The task: Note how many lines include the word "page", and give that number by itself.

Data records:
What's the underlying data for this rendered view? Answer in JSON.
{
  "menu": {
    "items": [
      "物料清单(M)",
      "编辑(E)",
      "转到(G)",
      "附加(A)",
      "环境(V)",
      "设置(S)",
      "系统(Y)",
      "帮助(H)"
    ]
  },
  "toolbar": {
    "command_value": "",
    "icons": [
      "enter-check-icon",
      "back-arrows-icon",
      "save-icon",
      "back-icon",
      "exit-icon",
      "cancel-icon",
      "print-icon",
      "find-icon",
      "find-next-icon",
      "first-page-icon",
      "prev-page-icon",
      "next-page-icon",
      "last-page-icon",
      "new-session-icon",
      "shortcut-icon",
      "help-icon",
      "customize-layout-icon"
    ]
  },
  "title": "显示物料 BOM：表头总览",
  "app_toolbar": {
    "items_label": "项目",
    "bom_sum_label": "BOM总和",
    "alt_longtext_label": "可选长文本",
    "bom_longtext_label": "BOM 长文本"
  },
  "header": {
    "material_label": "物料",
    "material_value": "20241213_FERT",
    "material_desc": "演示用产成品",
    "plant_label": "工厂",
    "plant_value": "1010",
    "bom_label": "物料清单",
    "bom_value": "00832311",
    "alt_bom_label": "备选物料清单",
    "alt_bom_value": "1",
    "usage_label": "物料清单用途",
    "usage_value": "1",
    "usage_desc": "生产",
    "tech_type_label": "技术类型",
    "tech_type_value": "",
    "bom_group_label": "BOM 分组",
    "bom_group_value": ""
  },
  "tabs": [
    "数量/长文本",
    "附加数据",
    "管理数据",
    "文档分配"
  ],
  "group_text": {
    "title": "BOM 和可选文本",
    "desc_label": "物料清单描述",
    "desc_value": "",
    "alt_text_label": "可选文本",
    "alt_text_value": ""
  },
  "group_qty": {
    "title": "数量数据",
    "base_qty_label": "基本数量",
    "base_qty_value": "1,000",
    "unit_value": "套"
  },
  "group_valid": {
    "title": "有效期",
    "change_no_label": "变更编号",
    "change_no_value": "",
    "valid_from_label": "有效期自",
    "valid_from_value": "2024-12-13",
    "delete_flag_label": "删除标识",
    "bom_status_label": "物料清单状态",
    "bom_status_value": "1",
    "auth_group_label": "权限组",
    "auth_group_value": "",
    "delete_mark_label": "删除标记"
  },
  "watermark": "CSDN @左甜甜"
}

Reply to the exercise: 4